# Directions for this task
Give the material once more, word for word, without any images.

# Entries provided
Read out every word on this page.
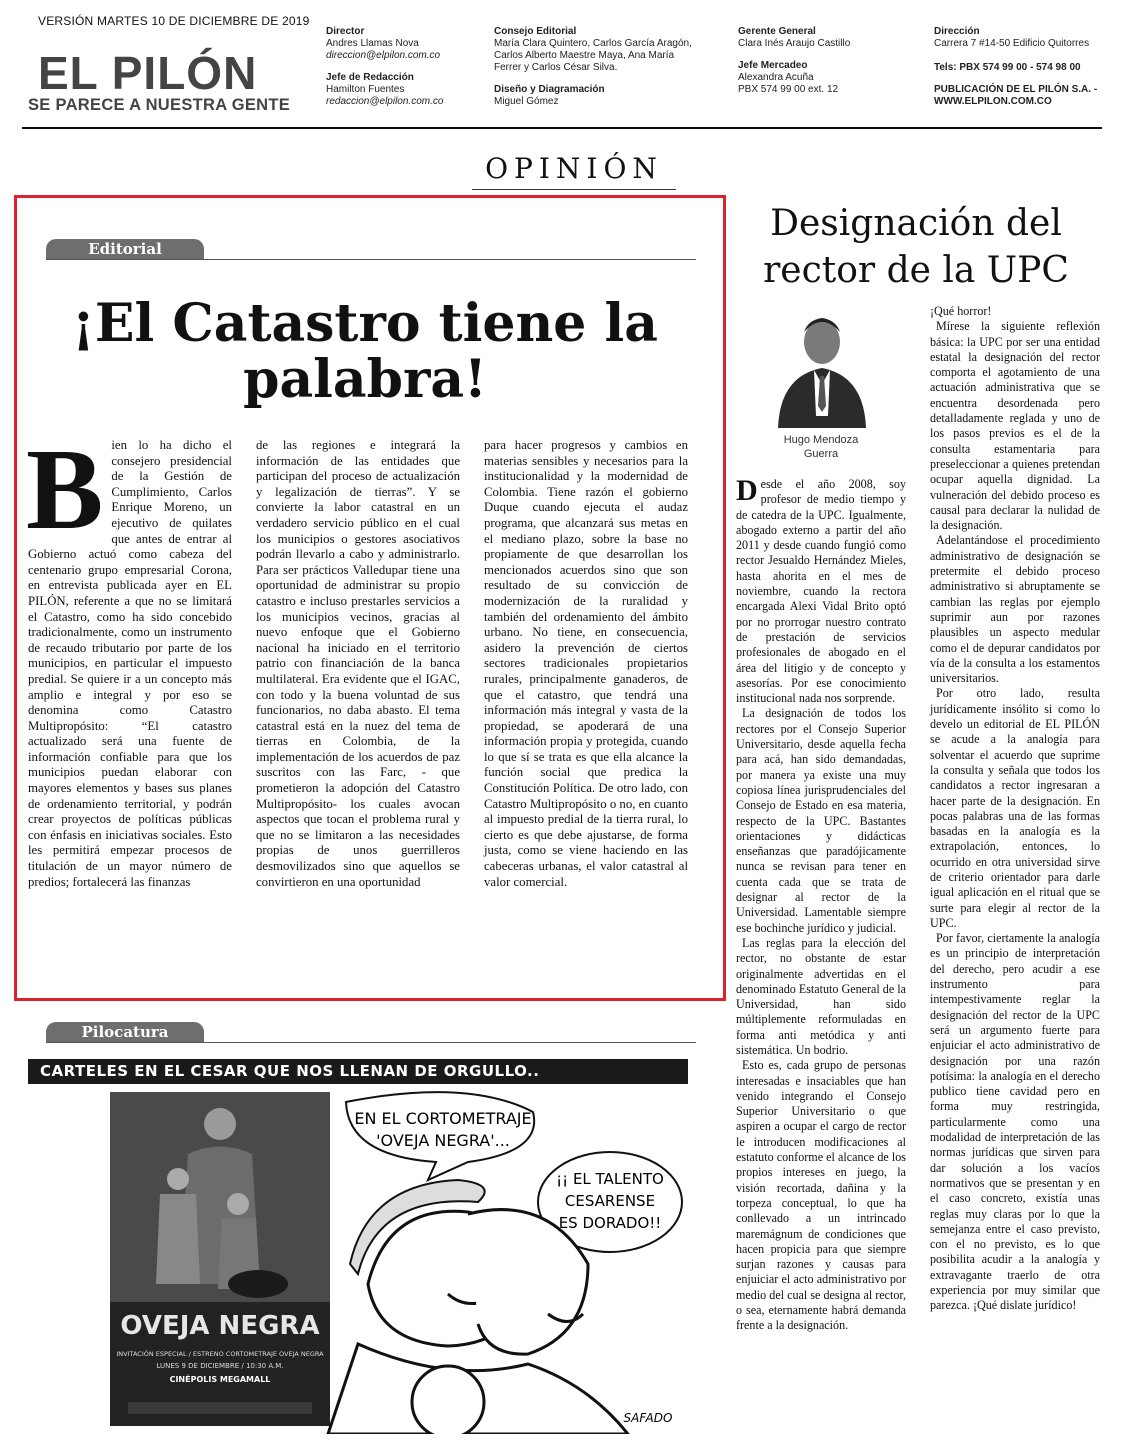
VERSIÓN MARTES 10 DE DICIEMBRE DE 2019
EL PILÓN
SE PARECE A NUESTRA GENTE
Director
Andres Llamas Nova
direccion@elpilon.com.co
Jefe de Redacción
Hamilton Fuentes
redaccion@elpilon.com.co
Consejo Editorial
María Clara Quintero, Carlos García Aragón,
Carlos Alberto Maestre Maya, Ana María
Ferrer y Carlos César Silva.
Diseño y Diagramación
Miguel Gómez
Gerente General
Clara Inés Araujo Castillo
Jefe Mercadeo
Alexandra Acuña
PBX 574 99 00 ext. 12
Dirección
Carrera 7 #14-50 Edificio Quitorres
Tels: PBX 574 99 00 - 574 98 00
PUBLICACIÓN DE EL PILÓN S.A. -
WWW.ELPILON.COM.CO
OPINIÓN
Editorial
¡El Catastro tiene la
palabra!
B ien lo ha dicho el consejero presidencial de la Gestión de Cumplimiento, Carlos Enrique Moreno, un ejecutivo de quilates que antes de entrar al Gobierno actuó como cabeza del centenario grupo empresarial Corona, en entrevista publicada ayer en EL PILÓN, referente a que no se limitará el Catastro, como ha sido concebido tradicionalmente, como un instrumento de recaudo tributario por parte de los municipios, en particular el impuesto predial. Se quiere ir a un concepto más amplio e integral y por eso se denomina como Catastro Multipropósito: “El catastro actualizado será una fuente de información confiable para que los municipios puedan elaborar con mayores elementos y bases sus planes de ordenamiento territorial, y podrán crear proyectos de políticas públicas con énfasis en iniciativas sociales. Esto les permitirá empezar procesos de titulación de un mayor número de predios; fortalecerá las finanzas

de las regiones e integrará la información de las entidades que participan del proceso de actualización y legalización de tierras”. Y se convierte la labor catastral en un verdadero servicio público en el cual los municipios o gestores asociativos podrán llevarlo a cabo y administrarlo. Para ser prácticos Valledupar tiene una oportunidad de administrar su propio catastro e incluso prestarles servicios a los municipios vecinos, gracias al nuevo enfoque que el Gobierno nacional ha iniciado en el territorio patrio con financiación de la banca multilateral. Era evidente que el IGAC, con todo y la buena voluntad de sus funcionarios, no daba abasto. El tema catastral está en la nuez del tema de tierras en Colombia, de la implementación de los acuerdos de paz suscritos con las Farc, - que prometieron la adopción del Catastro Multipropósito- los cuales avocan aspectos que tocan el problema rural y que no se limitaron a las necesidades propias de unos guerrilleros desmovilizados sino que aquellos se convirtieron en una oportunidad

para hacer progresos y cambios en materias sensibles y necesarios para la institucionalidad y la modernidad de Colombia. Tiene razón el gobierno Duque cuando ejecuta el audaz programa, que alcanzará sus metas en el mediano plazo, sobre la base no propiamente de que desarrollan los mencionados acuerdos sino que son resultado de su convicción de modernización de la ruralidad y también del ordenamiento del ámbito urbano. No tiene, en consecuencia, asidero la prevención de ciertos sectores tradicionales propietarios rurales, principalmente ganaderos, de que el catastro, que tendrá una información más integral y vasta de la propiedad, se apoderará de una información propia y protegida, cuando lo que sí se trata es que ella alcance la función social que predica la Constitución Política. De otro lado, con Catastro Multipropósito o no, en cuanto al impuesto predial de la tierra rural, lo cierto es que debe ajustarse, de forma justa, como se viene haciendo en las cabeceras urbanas, el valor catastral al valor comercial.

Pilocatura
CARTELES EN EL CESAR QUE NOS LLENAN DE ORGULLO..
OVEJA NEGRA
INVITACIÓN ESPECIAL / ESTRENO CORTOMETRAJE OVEJA NEGRA
LUNES 9 DE DICIEMBRE / 10:30 A.M.
CINÉPOLIS MEGAMALL
EN EL CORTOMETRAJE
'OVEJA NEGRA'...
¡¡ EL TALENTO
CESARENSE
ES DORADO!!
SAFADO
Designación del
rector de la UPC
Hugo Mendoza
Guerra
D esde el año 2008, soy profesor de medio tiempo y de catedra de la UPC. Igualmente, abogado externo a partir del año 2011 y desde cuando fungió como rector Jesualdo Hernández Mieles, hasta ahorita en el mes de noviembre, cuando la rectora encargada Alexi Vidal Brito optó por no prorrogar nuestro contrato de prestación de servicios profesionales de abogado en el área del litigio y de concepto y asesorías. Por ese conocimiento institucional nada nos sorprende.

La designación de todos los rectores por el Consejo Superior Universitario, desde aquella fecha para acá, han sido demandadas, por manera ya existe una muy copiosa línea jurisprudenciales del Consejo de Estado en esa materia, respecto de la UPC. Bastantes orientaciones y didácticas enseñanzas que paradójicamente nunca se revisan para tener en cuenta cada que se trata de designar al rector de la Universidad. Lamentable siempre ese bochinche jurídico y judicial.

Las reglas para la elección del rector, no obstante de estar originalmente advertidas en el denominado Estatuto General de la Universidad, han sido múltiplemente reformuladas en forma anti metódica y anti sistemática. Un bodrio.

Esto es, cada grupo de personas interesadas e insaciables que han venido integrando el Consejo Superior Universitario o que aspiren a ocupar el cargo de rector le introducen modificaciones al estatuto conforme el alcance de los propios intereses en juego, la visión recortada, dañina y la torpeza conceptual, lo que ha conllevado a un intrincado maremágnum de condiciones que hacen propicia para que siempre surjan razones y causas para enjuiciar el acto administrativo por medio del cual se designa al rector, o sea, eternamente habrá demanda frente a la designación.

¡Qué horror!

Mírese la siguiente reflexión básica: la UPC por ser una entidad estatal la designación del rector comporta el agotamiento de una actuación administrativa que se encuentra desordenada pero detalladamente reglada y uno de los pasos previos es el de la consulta estamentaria para preseleccionar a quienes pretendan ocupar aquella dignidad. La vulneración del debido proceso es causal para declarar la nulidad de la designación.

Adelantándose el procedimiento administrativo de designación se pretermite el debido proceso administrativo si abruptamente se cambian las reglas por ejemplo suprimir aun por razones plausibles un aspecto medular como el de depurar candidatos por vía de la consulta a los estamentos universitarios.

Por otro lado, resulta jurídicamente insólito si como lo develo un editorial de EL PILÓN se acude a la analogía para solventar el acuerdo que suprime la consulta y señala que todos los candidatos a rector ingresaran a hacer parte de la designación. En pocas palabras una de las formas basadas en la analogía es la extrapolación, entonces, lo ocurrido en otra universidad sirve de criterio orientador para darle igual aplicación en el ritual que se surte para elegir al rector de la UPC.

Por favor, ciertamente la analogía es un principio de interpretación del derecho, pero acudir a ese instrumento para intempestivamente reglar la designación del rector de la UPC será un argumento fuerte para enjuiciar el acto administrativo de designación por una razón potísima: la analogía en el derecho publico tiene cavidad pero en forma muy restringida, particularmente como una modalidad de interpretación de las normas jurídicas que sirven para dar solución a los vacíos normativos que se presentan y en el caso concreto, existía unas reglas muy claras por lo que la semejanza entre el caso previsto, con el no previsto, es lo que posibilita acudir a la analogía y extravagante traerlo de otra experiencia por muy similar que parezca. ¡Qué dislate jurídico!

# Task solution
Read out every word on this page.
VERSIÓN MARTES 10 DE DICIEMBRE DE 2019
EL PILÓN
SE PARECE A NUESTRA GENTE
Director
Andres Llamas Nova
direccion@elpilon.com.co
Jefe de Redacción
Hamilton Fuentes
redaccion@elpilon.com.co
Consejo Editorial
María Clara Quintero, Carlos García Aragón,
Carlos Alberto Maestre Maya, Ana María
Ferrer y Carlos César Silva.
Diseño y Diagramación
Miguel Gómez
Gerente General
Clara Inés Araujo Castillo
Jefe Mercadeo
Alexandra Acuña
PBX 574 99 00 ext. 12
Dirección
Carrera 7 #14-50 Edificio Quitorres
Tels: PBX 574 99 00 - 574 98 00
PUBLICACIÓN DE EL PILÓN S.A. -
WWW.ELPILON.COM.CO
OPINIÓN
Editorial
¡El Catastro tiene la
palabra!
B ien lo ha dicho el consejero presidencial de la Gestión de Cumplimiento, Carlos Enrique Moreno, un ejecutivo de quilates que antes de entrar al Gobierno actuó como cabeza del centenario grupo empresarial Corona, en entrevista publicada ayer en EL PILÓN, referente a que no se limitará el Catastro, como ha sido concebido tradicionalmente, como un instrumento de recaudo tributario por parte de los municipios, en particular el impuesto predial. Se quiere ir a un concepto más amplio e integral y por eso se denomina como Catastro Multipropósito: “El catastro actualizado será una fuente de información confiable para que los municipios puedan elaborar con mayores elementos y bases sus planes de ordenamiento territorial, y podrán crear proyectos de políticas públicas con énfasis en iniciativas sociales. Esto les permitirá empezar procesos de titulación de un mayor número de predios; fortalecerá las finanzas

de las regiones e integrará la información de las entidades que participan del proceso de actualización y legalización de tierras”. Y se convierte la labor catastral en un verdadero servicio público en el cual los municipios o gestores asociativos podrán llevarlo a cabo y administrarlo. Para ser prácticos Valledupar tiene una oportunidad de administrar su propio catastro e incluso prestarles servicios a los municipios vecinos, gracias al nuevo enfoque que el Gobierno nacional ha iniciado en el territorio patrio con financiación de la banca multilateral. Era evidente que el IGAC, con todo y la buena voluntad de sus funcionarios, no daba abasto. El tema catastral está en la nuez del tema de tierras en Colombia, de la implementación de los acuerdos de paz suscritos con las Farc, - que prometieron la adopción del Catastro Multipropósito- los cuales avocan aspectos que tocan el problema rural y que no se limitaron a las necesidades propias de unos guerrilleros desmovilizados sino que aquellos se convirtieron en una oportunidad

para hacer progresos y cambios en materias sensibles y necesarios para la institucionalidad y la modernidad de Colombia. Tiene razón el gobierno Duque cuando ejecuta el audaz programa, que alcanzará sus metas en el mediano plazo, sobre la base no propiamente de que desarrollan los mencionados acuerdos sino que son resultado de su convicción de modernización de la ruralidad y también del ordenamiento del ámbito urbano. No tiene, en consecuencia, asidero la prevención de ciertos sectores tradicionales propietarios rurales, principalmente ganaderos, de que el catastro, que tendrá una información más integral y vasta de la propiedad, se apoderará de una información propia y protegida, cuando lo que sí se trata es que ella alcance la función social que predica la Constitución Política. De otro lado, con Catastro Multipropósito o no, en cuanto al impuesto predial de la tierra rural, lo cierto es que debe ajustarse, de forma justa, como se viene haciendo en las cabeceras urbanas, el valor catastral al valor comercial.

Pilocatura
CARTELES EN EL CESAR QUE NOS LLENAN DE ORGULLO..
OVEJA NEGRA
INVITACIÓN ESPECIAL / ESTRENO CORTOMETRAJE OVEJA NEGRA
LUNES 9 DE DICIEMBRE / 10:30 A.M.
CINÉPOLIS MEGAMALL
EN EL CORTOMETRAJE
'OVEJA NEGRA'...
¡¡ EL TALENTO
CESARENSE
ES DORADO!!
SAFADO
Designación del
rector de la UPC
Hugo Mendoza
Guerra
D esde el año 2008, soy profesor de medio tiempo y de catedra de la UPC. Igualmente, abogado externo a partir del año 2011 y desde cuando fungió como rector Jesualdo Hernández Mieles, hasta ahorita en el mes de noviembre, cuando la rectora encargada Alexi Vidal Brito optó por no prorrogar nuestro contrato de prestación de servicios profesionales de abogado en el área del litigio y de concepto y asesorías. Por ese conocimiento institucional nada nos sorprende.

La designación de todos los rectores por el Consejo Superior Universitario, desde aquella fecha para acá, han sido demandadas, por manera ya existe una muy copiosa línea jurisprudenciales del Consejo de Estado en esa materia, respecto de la UPC. Bastantes orientaciones y didácticas enseñanzas que paradójicamente nunca se revisan para tener en cuenta cada que se trata de designar al rector de la Universidad. Lamentable siempre ese bochinche jurídico y judicial.

Las reglas para la elección del rector, no obstante de estar originalmente advertidas en el denominado Estatuto General de la Universidad, han sido múltiplemente reformuladas en forma anti metódica y anti sistemática. Un bodrio.

Esto es, cada grupo de personas interesadas e insaciables que han venido integrando el Consejo Superior Universitario o que aspiren a ocupar el cargo de rector le introducen modificaciones al estatuto conforme el alcance de los propios intereses en juego, la visión recortada, dañina y la torpeza conceptual, lo que ha conllevado a un intrincado maremágnum de condiciones que hacen propicia para que siempre surjan razones y causas para enjuiciar el acto administrativo por medio del cual se designa al rector, o sea, eternamente habrá demanda frente a la designación.

¡Qué horror!

Mírese la siguiente reflexión básica: la UPC por ser una entidad estatal la designación del rector comporta el agotamiento de una actuación administrativa que se encuentra desordenada pero detalladamente reglada y uno de los pasos previos es el de la consulta estamentaria para preseleccionar a quienes pretendan ocupar aquella dignidad. La vulneración del debido proceso es causal para declarar la nulidad de la designación.

Adelantándose el procedimiento administrativo de designación se pretermite el debido proceso administrativo si abruptamente se cambian las reglas por ejemplo suprimir aun por razones plausibles un aspecto medular como el de depurar candidatos por vía de la consulta a los estamentos universitarios.

Por otro lado, resulta jurídicamente insólito si como lo develo un editorial de EL PILÓN se acude a la analogía para solventar el acuerdo que suprime la consulta y señala que todos los candidatos a rector ingresaran a hacer parte de la designación. En pocas palabras una de las formas basadas en la analogía es la extrapolación, entonces, lo ocurrido en otra universidad sirve de criterio orientador para darle igual aplicación en el ritual que se surte para elegir al rector de la UPC.

Por favor, ciertamente la analogía es un principio de interpretación del derecho, pero acudir a ese instrumento para intempestivamente reglar la designación del rector de la UPC será un argumento fuerte para enjuiciar el acto administrativo de designación por una razón potísima: la analogía en el derecho publico tiene cavidad pero en forma muy restringida, particularmente como una modalidad de interpretación de las normas jurídicas que sirven para dar solución a los vacíos normativos que se presentan y en el caso concreto, existía unas reglas muy claras por lo que la semejanza entre el caso previsto, con el no previsto, es lo que posibilita acudir a la analogía y extravagante traerlo de otra experiencia por muy similar que parezca. ¡Qué dislate jurídico!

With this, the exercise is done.